■ PROBLEM DETAILS ■
Some lines of these records may hold the word "this"; state how many, using only the number.

■ RECORDS PROVIDED ■
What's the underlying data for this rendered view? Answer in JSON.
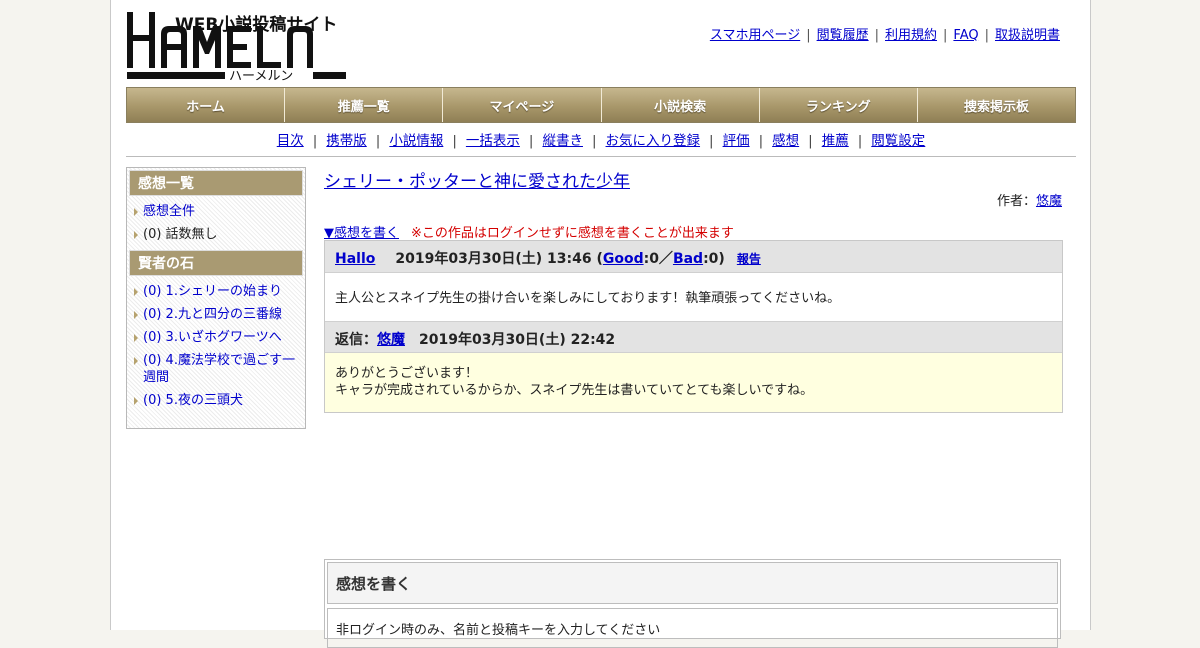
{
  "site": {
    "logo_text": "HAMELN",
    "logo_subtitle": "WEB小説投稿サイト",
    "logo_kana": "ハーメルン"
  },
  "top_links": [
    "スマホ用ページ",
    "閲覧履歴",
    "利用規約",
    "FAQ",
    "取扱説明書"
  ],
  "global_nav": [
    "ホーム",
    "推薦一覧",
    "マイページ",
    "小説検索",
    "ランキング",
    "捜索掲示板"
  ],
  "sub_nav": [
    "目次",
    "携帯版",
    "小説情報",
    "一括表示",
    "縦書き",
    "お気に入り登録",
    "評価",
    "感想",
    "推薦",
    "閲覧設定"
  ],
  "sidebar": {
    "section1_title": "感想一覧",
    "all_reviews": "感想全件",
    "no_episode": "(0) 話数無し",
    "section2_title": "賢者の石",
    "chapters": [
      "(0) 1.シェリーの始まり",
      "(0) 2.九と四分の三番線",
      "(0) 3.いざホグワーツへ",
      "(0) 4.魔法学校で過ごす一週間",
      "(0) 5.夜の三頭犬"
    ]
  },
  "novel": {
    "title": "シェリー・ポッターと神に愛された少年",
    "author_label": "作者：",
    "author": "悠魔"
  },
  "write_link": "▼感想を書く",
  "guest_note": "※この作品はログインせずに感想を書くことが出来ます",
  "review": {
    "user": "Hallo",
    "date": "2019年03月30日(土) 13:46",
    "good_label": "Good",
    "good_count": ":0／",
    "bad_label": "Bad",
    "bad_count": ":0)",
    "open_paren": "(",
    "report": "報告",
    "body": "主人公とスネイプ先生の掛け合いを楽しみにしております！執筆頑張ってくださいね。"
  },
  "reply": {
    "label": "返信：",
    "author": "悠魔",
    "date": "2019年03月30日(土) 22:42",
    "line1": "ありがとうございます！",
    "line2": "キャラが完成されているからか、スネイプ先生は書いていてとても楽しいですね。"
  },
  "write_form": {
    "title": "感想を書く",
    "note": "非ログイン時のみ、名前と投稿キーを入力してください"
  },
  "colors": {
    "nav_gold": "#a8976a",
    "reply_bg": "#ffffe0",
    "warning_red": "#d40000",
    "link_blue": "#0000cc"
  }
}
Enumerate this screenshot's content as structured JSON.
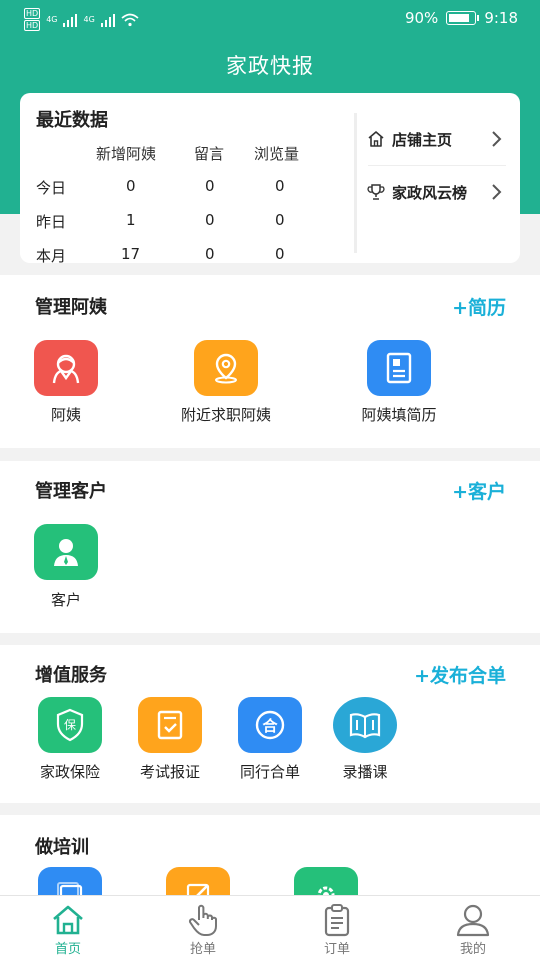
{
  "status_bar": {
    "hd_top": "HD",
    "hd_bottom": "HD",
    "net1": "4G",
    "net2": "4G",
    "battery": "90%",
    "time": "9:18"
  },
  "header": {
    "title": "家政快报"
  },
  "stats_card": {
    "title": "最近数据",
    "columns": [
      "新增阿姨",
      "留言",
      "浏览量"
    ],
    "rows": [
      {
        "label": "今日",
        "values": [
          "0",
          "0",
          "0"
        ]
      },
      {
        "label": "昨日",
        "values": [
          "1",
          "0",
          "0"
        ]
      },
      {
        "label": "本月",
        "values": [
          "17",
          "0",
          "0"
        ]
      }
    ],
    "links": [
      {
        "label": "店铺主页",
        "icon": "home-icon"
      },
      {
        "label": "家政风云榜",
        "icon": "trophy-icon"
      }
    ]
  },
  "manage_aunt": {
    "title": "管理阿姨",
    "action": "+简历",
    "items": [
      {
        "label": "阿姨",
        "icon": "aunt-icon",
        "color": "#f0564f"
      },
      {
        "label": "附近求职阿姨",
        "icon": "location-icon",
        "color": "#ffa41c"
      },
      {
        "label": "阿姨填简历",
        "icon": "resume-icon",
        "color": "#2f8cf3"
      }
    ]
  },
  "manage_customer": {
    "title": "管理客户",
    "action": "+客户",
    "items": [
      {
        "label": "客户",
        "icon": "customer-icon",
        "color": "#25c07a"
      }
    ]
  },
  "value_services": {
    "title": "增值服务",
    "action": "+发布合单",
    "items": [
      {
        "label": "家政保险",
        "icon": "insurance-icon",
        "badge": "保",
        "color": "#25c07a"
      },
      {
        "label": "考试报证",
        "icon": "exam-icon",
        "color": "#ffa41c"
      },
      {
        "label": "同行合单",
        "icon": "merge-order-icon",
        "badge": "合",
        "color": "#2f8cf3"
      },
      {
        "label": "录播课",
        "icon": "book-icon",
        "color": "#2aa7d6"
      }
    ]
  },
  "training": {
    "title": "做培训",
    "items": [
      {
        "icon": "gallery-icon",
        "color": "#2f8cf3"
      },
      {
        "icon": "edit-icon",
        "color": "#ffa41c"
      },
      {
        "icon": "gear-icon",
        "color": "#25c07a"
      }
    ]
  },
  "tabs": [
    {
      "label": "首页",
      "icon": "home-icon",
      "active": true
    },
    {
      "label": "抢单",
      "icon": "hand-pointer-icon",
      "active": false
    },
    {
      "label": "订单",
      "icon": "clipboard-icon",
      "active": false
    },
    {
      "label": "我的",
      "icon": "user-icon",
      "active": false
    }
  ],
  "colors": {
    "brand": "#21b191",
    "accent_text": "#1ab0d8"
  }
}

■ FULL RESPONSE ■
2